> TASK
Lines that contain the string "xlabel" are to be copied; leave out all others.

Data listing:
----
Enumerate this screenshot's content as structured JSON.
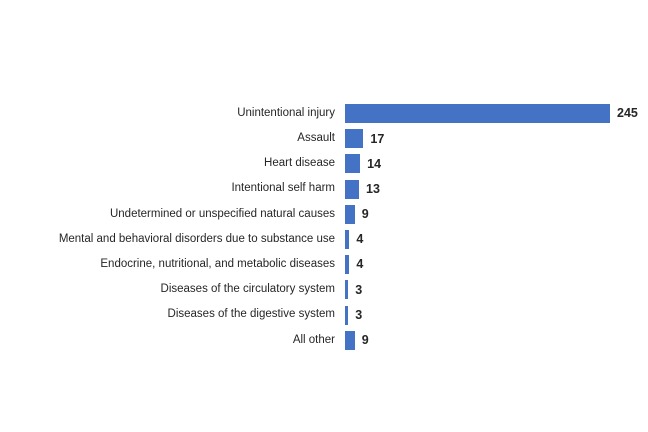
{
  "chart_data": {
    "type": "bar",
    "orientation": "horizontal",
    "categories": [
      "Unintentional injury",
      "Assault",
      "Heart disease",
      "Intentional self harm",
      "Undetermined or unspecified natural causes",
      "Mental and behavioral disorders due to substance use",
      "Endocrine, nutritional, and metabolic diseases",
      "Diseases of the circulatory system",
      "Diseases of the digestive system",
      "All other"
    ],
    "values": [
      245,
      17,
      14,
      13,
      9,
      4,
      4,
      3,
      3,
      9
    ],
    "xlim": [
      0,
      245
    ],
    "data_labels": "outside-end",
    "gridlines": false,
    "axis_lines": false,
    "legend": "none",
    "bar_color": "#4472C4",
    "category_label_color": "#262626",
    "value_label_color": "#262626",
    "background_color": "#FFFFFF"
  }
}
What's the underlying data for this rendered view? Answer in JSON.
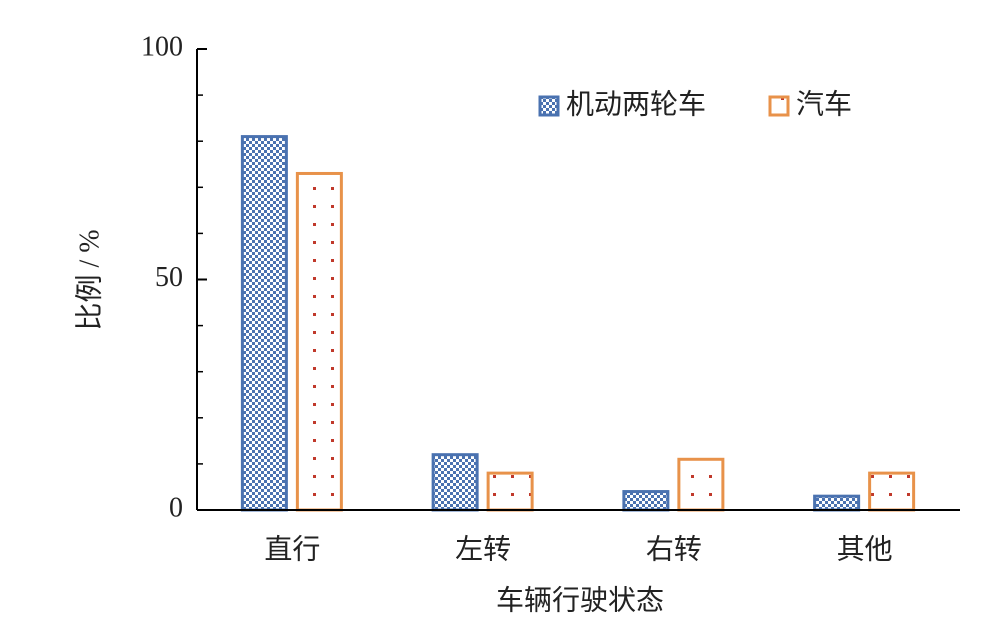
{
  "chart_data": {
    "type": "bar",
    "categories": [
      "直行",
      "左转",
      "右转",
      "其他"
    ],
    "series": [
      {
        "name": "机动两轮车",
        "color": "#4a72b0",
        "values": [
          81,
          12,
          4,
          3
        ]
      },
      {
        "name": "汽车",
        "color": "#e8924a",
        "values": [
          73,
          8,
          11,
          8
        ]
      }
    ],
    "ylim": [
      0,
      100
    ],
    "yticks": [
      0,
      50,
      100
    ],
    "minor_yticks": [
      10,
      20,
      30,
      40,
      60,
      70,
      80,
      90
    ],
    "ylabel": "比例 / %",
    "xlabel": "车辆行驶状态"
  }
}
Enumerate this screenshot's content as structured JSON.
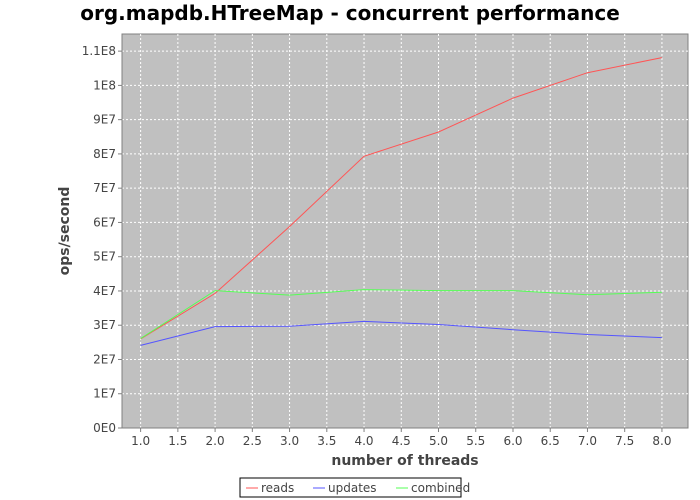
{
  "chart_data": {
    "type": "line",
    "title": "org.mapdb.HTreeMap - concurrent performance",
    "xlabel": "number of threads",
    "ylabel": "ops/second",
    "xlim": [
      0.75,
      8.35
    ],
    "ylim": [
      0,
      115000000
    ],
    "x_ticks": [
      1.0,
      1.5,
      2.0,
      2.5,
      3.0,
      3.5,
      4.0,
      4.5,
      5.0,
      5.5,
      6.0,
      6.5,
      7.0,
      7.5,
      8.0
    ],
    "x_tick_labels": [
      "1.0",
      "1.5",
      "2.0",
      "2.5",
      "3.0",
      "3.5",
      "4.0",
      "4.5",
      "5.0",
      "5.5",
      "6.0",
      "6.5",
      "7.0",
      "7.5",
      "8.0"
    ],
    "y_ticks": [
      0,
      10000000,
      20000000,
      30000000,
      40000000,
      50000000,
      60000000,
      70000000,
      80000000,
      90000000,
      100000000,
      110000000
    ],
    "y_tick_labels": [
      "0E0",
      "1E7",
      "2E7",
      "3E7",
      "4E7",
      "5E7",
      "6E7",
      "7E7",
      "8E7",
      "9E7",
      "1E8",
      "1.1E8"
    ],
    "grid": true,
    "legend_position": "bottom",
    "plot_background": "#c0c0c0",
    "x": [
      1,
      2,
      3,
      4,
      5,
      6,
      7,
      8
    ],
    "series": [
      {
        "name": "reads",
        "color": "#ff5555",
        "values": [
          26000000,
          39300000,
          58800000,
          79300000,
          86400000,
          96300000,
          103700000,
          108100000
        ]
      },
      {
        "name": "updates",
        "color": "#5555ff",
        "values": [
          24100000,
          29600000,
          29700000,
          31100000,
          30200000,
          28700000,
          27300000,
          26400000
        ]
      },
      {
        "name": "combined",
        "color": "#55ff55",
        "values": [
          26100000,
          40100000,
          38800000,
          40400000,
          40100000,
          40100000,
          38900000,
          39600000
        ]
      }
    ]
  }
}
----
> FULL OUTPUT
    "xlabel": "车辆行驶状态"
    "xlabel": "number of threads",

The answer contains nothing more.